### Stated problem
Write out the whole listing exactly as it stands.

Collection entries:
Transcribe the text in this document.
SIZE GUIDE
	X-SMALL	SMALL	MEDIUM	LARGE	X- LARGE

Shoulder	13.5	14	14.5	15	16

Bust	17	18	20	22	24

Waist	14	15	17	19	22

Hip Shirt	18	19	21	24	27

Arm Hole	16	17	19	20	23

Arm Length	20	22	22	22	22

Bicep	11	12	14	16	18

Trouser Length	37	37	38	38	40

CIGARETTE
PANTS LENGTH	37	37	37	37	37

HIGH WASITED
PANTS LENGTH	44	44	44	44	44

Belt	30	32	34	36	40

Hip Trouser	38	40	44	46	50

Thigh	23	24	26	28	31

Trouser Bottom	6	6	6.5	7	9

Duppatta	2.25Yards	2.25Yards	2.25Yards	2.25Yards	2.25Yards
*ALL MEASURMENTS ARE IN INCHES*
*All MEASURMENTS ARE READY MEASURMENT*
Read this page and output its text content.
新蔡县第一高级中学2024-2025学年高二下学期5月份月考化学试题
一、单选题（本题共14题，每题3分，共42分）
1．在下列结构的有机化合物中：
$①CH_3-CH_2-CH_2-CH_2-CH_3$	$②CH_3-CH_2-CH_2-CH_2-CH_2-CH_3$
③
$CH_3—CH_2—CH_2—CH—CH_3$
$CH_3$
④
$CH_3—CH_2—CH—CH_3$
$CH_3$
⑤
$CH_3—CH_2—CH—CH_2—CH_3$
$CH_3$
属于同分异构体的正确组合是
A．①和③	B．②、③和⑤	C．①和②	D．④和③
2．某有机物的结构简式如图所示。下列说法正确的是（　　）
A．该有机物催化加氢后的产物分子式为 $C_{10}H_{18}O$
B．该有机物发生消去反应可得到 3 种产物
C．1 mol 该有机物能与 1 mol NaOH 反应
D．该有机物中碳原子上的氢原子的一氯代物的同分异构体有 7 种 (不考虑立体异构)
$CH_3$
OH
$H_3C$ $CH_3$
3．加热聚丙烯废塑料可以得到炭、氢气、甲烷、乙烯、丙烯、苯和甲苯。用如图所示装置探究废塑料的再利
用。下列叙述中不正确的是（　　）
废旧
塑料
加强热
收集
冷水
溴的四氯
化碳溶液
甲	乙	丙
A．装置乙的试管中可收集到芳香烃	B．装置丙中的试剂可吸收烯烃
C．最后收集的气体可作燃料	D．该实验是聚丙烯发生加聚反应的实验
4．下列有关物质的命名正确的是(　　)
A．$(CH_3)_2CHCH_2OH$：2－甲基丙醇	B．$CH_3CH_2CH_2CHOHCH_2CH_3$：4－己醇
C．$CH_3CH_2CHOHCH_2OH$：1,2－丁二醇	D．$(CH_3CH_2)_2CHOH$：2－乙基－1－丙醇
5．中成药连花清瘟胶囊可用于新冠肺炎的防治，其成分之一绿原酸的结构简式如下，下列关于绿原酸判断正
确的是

### Output for this exercise
Transcribe the text in this document.
SIZE GUIDE
	X-SMALL	SMALL	MEDIUM	LARGE	X- LARGE

Shoulder	13.5	14	14.5	15	16

Bust	17	18	20	22	24

Waist	14	15	17	19	22

Hip Shirt	18	19	21	24	27

Arm Hole	16	17	19	20	23

Arm Length	20	22	22	22	22

Bicep	11	12	14	16	18

Trouser Length	37	37	38	38	40

CIGARETTE
PANTS LENGTH	37	37	37	37	37

HIGH WASITED
PANTS LENGTH	44	44	44	44	44

Belt	30	32	34	36	40

Hip Trouser	38	40	44	46	50

Thigh	23	24	26	28	31

Trouser Bottom	6	6	6.5	7	9

Duppatta	2.25Yards	2.25Yards	2.25Yards	2.25Yards	2.25Yards
*ALL MEASURMENTS ARE IN INCHES*
*All MEASURMENTS ARE READY MEASURMENT*
Read this page and output its text content.
新蔡县第一高级中学2024-2025学年高二下学期5月份月考化学试题
一、单选题（本题共14题，每题3分，共42分）
1．在下列结构的有机化合物中：
$①CH_3-CH_2-CH_2-CH_2-CH_3$	$②CH_3-CH_2-CH_2-CH_2-CH_2-CH_3$
③
$CH_3—CH_2—CH_2—CH—CH_3$
$CH_3$
④
$CH_3—CH_2—CH—CH_3$
$CH_3$
⑤
$CH_3—CH_2—CH—CH_2—CH_3$
$CH_3$
属于同分异构体的正确组合是
A．①和③	B．②、③和⑤	C．①和②	D．④和③
2．某有机物的结构简式如图所示。下列说法正确的是（　　）
A．该有机物催化加氢后的产物分子式为 $C_{10}H_{18}O$
B．该有机物发生消去反应可得到 3 种产物
C．1 mol 该有机物能与 1 mol NaOH 反应
D．该有机物中碳原子上的氢原子的一氯代物的同分异构体有 7 种 (不考虑立体异构)
$CH_3$
OH
$H_3C$ $CH_3$
3．加热聚丙烯废塑料可以得到炭、氢气、甲烷、乙烯、丙烯、苯和甲苯。用如图所示装置探究废塑料的再利
用。下列叙述中不正确的是（　　）
废旧
塑料
加强热
收集
冷水
溴的四氯
化碳溶液
甲	乙	丙
A．装置乙的试管中可收集到芳香烃	B．装置丙中的试剂可吸收烯烃
C．最后收集的气体可作燃料	D．该实验是聚丙烯发生加聚反应的实验
4．下列有关物质的命名正确的是(　　)
A．$(CH_3)_2CHCH_2OH$：2－甲基丙醇	B．$CH_3CH_2CH_2CHOHCH_2CH_3$：4－己醇
C．$CH_3CH_2CHOHCH_2OH$：1,2－丁二醇	D．$(CH_3CH_2)_2CHOH$：2－乙基－1－丙醇
5．中成药连花清瘟胶囊可用于新冠肺炎的防治，其成分之一绿原酸的结构简式如下，下列关于绿原酸判断正
确的是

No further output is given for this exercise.